▶ _Your instructions_:
Copy out the complete listing, word for word.

------ Provided material ------

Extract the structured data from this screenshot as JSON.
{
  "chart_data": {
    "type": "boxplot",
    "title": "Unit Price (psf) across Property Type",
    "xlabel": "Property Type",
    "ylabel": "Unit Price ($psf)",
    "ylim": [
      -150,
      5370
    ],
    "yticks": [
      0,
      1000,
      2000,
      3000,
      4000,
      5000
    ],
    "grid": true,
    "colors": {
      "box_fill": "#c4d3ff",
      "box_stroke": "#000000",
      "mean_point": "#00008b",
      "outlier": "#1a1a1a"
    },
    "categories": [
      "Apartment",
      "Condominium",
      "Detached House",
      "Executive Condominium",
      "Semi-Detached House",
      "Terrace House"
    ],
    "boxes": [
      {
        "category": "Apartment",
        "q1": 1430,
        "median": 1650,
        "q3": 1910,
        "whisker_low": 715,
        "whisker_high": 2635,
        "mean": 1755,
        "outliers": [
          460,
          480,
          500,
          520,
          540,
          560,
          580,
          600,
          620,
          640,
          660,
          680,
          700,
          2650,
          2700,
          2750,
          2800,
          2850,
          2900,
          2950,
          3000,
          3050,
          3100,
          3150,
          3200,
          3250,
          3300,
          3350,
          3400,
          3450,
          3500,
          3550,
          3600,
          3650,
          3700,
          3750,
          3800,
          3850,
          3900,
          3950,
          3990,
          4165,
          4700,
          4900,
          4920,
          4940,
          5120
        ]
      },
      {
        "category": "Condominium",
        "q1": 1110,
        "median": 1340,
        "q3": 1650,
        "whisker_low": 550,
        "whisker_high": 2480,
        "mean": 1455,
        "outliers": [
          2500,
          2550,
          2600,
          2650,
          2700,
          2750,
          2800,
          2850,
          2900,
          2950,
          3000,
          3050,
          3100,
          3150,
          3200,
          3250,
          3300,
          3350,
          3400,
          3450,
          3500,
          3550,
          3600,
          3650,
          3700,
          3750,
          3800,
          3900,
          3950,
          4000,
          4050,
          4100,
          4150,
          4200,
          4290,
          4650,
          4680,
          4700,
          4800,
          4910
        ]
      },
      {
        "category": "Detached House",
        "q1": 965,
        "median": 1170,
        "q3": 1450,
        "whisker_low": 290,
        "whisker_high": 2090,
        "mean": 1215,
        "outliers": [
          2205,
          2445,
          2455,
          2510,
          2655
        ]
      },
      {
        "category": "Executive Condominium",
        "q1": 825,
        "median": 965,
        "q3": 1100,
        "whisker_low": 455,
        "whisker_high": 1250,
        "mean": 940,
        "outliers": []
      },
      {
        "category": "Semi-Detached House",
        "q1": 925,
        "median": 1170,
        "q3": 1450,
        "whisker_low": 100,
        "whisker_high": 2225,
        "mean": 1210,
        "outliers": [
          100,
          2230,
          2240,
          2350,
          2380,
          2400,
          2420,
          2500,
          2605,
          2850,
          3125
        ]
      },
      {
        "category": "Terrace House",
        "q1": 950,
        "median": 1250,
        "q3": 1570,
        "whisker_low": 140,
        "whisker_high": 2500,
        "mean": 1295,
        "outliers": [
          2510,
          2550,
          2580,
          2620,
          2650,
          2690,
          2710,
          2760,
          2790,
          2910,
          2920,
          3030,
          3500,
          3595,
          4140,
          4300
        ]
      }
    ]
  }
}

------

▶ _Result_:
Extract the structured data from this screenshot as JSON.
{
  "chart_data": {
    "type": "boxplot",
    "title": "Unit Price (psf) across Property Type",
    "xlabel": "Property Type",
    "ylabel": "Unit Price ($psf)",
    "ylim": [
      -150,
      5370
    ],
    "yticks": [
      0,
      1000,
      2000,
      3000,
      4000,
      5000
    ],
    "grid": true,
    "colors": {
      "box_fill": "#c4d3ff",
      "box_stroke": "#000000",
      "mean_point": "#00008b",
      "outlier": "#1a1a1a"
    },
    "categories": [
      "Apartment",
      "Condominium",
      "Detached House",
      "Executive Condominium",
      "Semi-Detached House",
      "Terrace House"
    ],
    "boxes": [
      {
        "category": "Apartment",
        "q1": 1430,
        "median": 1650,
        "q3": 1910,
        "whisker_low": 715,
        "whisker_high": 2635,
        "mean": 1755,
        "outliers": [
          460,
          480,
          500,
          520,
          540,
          560,
          580,
          600,
          620,
          640,
          660,
          680,
          700,
          2650,
          2700,
          2750,
          2800,
          2850,
          2900,
          2950,
          3000,
          3050,
          3100,
          3150,
          3200,
          3250,
          3300,
          3350,
          3400,
          3450,
          3500,
          3550,
          3600,
          3650,
          3700,
          3750,
          3800,
          3850,
          3900,
          3950,
          3990,
          4165,
          4700,
          4900,
          4920,
          4940,
          5120
        ]
      },
      {
        "category": "Condominium",
        "q1": 1110,
        "median": 1340,
        "q3": 1650,
        "whisker_low": 550,
        "whisker_high": 2480,
        "mean": 1455,
        "outliers": [
          2500,
          2550,
          2600,
          2650,
          2700,
          2750,
          2800,
          2850,
          2900,
          2950,
          3000,
          3050,
          3100,
          3150,
          3200,
          3250,
          3300,
          3350,
          3400,
          3450,
          3500,
          3550,
          3600,
          3650,
          3700,
          3750,
          3800,
          3900,
          3950,
          4000,
          4050,
          4100,
          4150,
          4200,
          4290,
          4650,
          4680,
          4700,
          4800,
          4910
        ]
      },
      {
        "category": "Detached House",
        "q1": 965,
        "median": 1170,
        "q3": 1450,
        "whisker_low": 290,
        "whisker_high": 2090,
        "mean": 1215,
        "outliers": [
          2205,
          2445,
          2455,
          2510,
          2655
        ]
      },
      {
        "category": "Executive Condominium",
        "q1": 825,
        "median": 965,
        "q3": 1100,
        "whisker_low": 455,
        "whisker_high": 1250,
        "mean": 940,
        "outliers": []
      },
      {
        "category": "Semi-Detached House",
        "q1": 925,
        "median": 1170,
        "q3": 1450,
        "whisker_low": 100,
        "whisker_high": 2225,
        "mean": 1210,
        "outliers": [
          100,
          2230,
          2240,
          2350,
          2380,
          2400,
          2420,
          2500,
          2605,
          2850,
          3125
        ]
      },
      {
        "category": "Terrace House",
        "q1": 950,
        "median": 1250,
        "q3": 1570,
        "whisker_low": 140,
        "whisker_high": 2500,
        "mean": 1295,
        "outliers": [
          2510,
          2550,
          2580,
          2620,
          2650,
          2690,
          2710,
          2760,
          2790,
          2910,
          2920,
          3030,
          3500,
          3595,
          4140,
          4300
        ]
      }
    ]
  }
}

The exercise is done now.